Read the lines that follow and pick out every one containing the word "Configure".

-*-*-

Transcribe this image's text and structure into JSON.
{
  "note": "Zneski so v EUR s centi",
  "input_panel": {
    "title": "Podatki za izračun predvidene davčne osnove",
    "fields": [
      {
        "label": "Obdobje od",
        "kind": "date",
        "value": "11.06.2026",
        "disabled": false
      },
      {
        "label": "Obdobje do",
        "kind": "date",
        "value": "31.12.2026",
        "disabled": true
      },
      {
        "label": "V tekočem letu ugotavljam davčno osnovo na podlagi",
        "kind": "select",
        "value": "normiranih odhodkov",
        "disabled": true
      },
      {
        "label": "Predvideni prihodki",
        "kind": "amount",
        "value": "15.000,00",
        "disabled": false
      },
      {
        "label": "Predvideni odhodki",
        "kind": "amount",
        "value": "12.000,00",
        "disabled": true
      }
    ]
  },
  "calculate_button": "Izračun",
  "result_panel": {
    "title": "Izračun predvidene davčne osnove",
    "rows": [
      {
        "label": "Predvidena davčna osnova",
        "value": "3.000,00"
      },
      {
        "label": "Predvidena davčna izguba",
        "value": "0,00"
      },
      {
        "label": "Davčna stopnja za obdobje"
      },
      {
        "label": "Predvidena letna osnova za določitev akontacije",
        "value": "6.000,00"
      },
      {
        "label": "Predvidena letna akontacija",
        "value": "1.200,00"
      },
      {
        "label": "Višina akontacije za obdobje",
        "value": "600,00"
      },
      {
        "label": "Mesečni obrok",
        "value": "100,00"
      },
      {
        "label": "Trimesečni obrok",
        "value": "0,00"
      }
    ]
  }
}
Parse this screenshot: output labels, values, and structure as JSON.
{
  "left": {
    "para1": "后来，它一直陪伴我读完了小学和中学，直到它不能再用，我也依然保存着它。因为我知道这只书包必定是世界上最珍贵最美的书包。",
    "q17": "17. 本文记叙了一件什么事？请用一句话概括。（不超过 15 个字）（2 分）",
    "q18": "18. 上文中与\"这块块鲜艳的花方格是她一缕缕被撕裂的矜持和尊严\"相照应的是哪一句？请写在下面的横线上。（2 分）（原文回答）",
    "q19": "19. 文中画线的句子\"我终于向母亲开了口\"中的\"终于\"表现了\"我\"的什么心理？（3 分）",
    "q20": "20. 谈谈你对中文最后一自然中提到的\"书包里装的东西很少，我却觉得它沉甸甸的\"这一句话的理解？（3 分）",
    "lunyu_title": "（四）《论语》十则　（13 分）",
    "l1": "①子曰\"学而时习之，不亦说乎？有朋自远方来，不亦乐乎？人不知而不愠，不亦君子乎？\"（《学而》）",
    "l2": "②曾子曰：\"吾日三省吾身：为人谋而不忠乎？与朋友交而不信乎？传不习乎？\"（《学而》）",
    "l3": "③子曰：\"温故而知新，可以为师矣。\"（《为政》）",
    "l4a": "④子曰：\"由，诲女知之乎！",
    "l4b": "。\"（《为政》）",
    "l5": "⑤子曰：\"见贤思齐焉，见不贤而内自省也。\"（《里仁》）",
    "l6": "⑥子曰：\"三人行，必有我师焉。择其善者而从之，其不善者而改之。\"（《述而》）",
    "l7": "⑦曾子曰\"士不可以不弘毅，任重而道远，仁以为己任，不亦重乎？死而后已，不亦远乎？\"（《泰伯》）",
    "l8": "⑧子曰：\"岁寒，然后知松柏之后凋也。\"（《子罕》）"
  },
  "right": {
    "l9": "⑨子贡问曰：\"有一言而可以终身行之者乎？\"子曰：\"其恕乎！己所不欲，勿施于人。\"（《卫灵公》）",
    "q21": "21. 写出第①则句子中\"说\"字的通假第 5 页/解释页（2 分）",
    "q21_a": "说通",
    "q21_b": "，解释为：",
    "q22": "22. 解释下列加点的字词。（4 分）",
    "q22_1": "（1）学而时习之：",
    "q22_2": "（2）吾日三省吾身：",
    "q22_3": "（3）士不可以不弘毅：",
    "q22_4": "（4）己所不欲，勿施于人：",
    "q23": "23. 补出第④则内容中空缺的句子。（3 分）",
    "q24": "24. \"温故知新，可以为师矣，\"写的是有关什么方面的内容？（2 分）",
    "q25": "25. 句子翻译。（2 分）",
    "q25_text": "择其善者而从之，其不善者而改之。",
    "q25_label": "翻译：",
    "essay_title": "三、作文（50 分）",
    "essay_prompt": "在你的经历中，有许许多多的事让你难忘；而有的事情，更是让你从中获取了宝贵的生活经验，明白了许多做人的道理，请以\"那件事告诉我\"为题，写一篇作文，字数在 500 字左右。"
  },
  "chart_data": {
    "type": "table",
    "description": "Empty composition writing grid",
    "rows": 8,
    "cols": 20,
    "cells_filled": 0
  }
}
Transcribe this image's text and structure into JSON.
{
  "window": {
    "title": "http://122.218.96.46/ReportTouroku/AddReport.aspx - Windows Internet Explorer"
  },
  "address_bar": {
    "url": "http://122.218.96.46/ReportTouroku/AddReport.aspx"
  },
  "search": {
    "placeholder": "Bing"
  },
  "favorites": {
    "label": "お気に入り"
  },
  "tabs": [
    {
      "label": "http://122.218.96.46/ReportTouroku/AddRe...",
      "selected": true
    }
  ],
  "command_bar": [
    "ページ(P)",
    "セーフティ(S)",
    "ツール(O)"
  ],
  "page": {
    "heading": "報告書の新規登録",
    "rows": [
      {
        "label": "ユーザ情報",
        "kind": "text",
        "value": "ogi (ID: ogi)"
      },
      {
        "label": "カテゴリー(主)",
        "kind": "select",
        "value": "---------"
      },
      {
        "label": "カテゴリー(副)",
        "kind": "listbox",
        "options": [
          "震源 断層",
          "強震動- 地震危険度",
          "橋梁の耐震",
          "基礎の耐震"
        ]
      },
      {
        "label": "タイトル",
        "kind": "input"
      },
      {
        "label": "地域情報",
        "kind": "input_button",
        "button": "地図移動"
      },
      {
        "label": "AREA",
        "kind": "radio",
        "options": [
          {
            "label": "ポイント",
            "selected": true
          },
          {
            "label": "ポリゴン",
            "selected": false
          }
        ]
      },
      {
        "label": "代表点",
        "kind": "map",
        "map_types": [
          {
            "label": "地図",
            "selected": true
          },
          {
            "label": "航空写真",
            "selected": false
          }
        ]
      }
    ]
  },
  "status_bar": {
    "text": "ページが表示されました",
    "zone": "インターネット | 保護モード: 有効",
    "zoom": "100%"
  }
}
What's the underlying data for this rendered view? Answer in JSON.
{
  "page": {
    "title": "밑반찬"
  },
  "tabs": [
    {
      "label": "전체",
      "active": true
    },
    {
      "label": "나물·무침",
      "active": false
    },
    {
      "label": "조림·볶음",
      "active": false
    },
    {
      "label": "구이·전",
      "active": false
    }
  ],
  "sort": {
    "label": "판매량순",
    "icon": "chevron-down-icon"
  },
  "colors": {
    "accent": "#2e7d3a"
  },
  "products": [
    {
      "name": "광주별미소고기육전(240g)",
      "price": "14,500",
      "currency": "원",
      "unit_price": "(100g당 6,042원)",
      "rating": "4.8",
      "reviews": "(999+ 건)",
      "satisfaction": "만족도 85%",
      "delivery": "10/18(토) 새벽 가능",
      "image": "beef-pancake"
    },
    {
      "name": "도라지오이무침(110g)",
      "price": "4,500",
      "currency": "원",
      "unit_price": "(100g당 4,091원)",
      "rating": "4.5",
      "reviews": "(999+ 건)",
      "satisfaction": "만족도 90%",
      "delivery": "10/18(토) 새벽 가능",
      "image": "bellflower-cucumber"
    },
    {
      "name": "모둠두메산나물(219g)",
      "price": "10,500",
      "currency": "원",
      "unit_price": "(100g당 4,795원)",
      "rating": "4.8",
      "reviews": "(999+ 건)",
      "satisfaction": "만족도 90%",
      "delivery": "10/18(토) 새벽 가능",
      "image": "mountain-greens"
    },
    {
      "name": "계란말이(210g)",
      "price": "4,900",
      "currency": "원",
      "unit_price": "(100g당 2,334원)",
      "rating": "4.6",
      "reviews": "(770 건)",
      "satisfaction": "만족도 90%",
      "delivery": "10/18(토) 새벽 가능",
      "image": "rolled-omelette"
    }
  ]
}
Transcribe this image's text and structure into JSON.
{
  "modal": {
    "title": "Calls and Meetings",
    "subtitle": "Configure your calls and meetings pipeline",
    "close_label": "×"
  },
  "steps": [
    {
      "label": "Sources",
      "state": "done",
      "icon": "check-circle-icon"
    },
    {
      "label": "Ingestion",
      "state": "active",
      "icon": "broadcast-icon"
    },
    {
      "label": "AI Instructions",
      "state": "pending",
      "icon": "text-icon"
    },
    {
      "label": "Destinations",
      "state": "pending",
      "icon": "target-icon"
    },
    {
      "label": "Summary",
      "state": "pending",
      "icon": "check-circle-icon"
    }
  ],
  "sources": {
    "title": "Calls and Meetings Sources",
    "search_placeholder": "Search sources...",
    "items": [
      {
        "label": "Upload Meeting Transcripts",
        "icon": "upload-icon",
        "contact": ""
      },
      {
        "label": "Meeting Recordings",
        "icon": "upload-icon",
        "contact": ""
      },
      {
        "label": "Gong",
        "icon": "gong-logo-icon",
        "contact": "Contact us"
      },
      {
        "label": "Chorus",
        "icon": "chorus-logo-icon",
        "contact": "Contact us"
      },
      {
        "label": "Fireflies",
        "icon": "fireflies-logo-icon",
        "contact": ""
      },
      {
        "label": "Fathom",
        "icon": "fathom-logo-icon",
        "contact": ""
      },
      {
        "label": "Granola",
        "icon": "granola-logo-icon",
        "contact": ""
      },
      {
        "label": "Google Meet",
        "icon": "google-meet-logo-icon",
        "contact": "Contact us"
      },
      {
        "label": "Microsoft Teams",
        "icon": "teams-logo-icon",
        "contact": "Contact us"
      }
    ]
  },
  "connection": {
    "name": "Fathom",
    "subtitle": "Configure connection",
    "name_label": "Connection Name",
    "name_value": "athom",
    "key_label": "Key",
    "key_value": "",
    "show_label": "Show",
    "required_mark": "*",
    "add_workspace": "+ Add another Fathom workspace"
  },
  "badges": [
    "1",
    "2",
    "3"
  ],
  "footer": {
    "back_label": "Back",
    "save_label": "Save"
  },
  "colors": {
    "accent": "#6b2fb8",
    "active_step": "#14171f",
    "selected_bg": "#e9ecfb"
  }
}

-*-*-

EXPECTED ANSWER:
    "subtitle": "Configure your calls and meetings pipeline",
    "subtitle": "Configure connection",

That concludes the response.